begin Provided material
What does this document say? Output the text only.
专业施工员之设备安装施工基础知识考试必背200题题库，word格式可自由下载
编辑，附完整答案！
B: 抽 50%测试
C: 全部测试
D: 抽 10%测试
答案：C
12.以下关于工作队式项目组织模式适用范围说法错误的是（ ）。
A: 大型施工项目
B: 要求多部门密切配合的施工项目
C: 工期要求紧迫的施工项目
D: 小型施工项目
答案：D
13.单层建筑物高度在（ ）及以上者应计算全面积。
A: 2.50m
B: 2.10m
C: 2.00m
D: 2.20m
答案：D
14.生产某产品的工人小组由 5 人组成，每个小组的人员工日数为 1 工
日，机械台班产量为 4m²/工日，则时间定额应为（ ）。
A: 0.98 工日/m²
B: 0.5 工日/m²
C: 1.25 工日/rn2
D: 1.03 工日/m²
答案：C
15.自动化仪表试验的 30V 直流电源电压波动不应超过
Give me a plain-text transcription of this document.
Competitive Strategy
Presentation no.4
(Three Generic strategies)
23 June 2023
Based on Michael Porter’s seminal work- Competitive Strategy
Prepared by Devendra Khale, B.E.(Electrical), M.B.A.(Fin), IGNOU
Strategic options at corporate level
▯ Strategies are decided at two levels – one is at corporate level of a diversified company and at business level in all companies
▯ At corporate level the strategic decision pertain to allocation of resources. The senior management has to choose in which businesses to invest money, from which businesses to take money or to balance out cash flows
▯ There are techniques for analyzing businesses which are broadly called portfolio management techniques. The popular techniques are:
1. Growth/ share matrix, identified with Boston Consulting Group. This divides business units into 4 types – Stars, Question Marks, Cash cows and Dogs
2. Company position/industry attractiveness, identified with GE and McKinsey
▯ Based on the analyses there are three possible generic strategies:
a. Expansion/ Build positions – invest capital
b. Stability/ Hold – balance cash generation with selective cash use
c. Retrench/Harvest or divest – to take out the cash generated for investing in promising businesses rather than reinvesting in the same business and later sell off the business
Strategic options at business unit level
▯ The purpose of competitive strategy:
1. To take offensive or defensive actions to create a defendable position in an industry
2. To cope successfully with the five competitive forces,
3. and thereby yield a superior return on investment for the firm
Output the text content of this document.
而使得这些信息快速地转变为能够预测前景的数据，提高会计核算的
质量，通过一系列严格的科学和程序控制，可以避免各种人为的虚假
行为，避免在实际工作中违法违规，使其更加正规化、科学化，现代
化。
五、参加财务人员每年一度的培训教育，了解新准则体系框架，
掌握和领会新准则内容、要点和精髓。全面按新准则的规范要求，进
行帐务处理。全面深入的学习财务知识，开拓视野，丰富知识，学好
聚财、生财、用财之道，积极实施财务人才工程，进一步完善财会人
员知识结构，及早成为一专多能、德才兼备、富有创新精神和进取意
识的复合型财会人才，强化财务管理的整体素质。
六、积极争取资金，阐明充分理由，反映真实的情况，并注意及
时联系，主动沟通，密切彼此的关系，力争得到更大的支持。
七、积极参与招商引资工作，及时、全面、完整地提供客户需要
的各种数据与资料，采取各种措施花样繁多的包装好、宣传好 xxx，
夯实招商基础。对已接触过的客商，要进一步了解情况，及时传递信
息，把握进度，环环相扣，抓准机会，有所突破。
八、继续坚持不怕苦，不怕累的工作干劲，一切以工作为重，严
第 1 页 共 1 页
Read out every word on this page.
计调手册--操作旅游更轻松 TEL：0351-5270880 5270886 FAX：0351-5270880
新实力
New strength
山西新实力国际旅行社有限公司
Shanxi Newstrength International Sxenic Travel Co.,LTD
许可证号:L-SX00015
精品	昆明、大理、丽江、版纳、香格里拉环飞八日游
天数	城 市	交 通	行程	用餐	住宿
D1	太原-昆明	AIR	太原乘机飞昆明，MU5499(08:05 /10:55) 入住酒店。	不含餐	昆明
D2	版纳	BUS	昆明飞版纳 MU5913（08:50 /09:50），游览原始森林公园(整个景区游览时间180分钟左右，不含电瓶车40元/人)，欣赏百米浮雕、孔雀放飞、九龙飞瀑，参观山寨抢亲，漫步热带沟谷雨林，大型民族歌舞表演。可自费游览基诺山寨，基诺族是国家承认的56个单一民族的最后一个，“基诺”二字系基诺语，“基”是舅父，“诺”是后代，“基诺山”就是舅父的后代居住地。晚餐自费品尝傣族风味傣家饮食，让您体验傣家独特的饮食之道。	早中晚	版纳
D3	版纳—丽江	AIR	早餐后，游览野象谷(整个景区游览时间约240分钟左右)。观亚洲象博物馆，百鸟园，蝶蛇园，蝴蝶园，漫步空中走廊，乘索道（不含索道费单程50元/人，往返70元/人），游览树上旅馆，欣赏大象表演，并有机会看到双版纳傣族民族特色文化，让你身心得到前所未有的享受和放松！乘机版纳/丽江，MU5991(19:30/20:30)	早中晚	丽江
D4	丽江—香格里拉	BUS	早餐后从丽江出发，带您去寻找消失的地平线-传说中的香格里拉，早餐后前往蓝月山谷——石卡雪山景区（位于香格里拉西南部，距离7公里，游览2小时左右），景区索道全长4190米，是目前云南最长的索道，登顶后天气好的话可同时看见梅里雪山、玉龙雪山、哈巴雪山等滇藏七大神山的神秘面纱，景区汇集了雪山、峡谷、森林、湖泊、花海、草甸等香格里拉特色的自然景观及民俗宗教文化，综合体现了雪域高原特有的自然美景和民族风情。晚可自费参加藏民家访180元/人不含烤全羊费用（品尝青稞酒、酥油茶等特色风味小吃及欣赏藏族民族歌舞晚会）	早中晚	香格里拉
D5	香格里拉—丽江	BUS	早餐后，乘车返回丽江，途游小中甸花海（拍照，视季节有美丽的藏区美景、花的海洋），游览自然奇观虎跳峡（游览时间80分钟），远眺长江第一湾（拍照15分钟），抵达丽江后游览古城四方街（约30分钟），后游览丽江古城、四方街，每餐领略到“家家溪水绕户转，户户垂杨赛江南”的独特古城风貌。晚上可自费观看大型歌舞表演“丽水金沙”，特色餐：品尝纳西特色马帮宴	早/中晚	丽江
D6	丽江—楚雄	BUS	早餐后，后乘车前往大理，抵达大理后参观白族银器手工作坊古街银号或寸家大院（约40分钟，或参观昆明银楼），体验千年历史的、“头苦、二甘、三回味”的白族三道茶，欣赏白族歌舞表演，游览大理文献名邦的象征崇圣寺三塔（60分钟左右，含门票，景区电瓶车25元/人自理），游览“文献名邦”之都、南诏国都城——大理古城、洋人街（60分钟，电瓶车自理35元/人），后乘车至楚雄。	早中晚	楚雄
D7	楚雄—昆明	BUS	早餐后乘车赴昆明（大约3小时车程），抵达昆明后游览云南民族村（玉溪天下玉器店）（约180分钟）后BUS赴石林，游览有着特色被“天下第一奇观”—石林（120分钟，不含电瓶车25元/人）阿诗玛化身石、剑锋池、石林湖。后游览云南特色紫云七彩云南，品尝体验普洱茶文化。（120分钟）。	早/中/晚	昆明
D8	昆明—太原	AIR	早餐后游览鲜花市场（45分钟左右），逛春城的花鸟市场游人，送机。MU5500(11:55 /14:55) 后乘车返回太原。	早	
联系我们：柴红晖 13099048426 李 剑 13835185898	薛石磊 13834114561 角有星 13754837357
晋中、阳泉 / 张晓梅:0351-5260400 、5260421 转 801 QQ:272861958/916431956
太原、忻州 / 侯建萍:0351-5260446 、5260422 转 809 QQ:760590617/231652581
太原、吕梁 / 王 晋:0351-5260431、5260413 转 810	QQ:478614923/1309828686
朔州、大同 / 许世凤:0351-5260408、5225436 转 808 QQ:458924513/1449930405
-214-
end Provided material
◆ What is expected ◆
Where a line holds the string "industry", copy that line.

◆ Result below ◆
2. Company position/industry attractiveness, identified with GE and McKinsey
1. To take offensive or defensive actions to create a defendable position in an industry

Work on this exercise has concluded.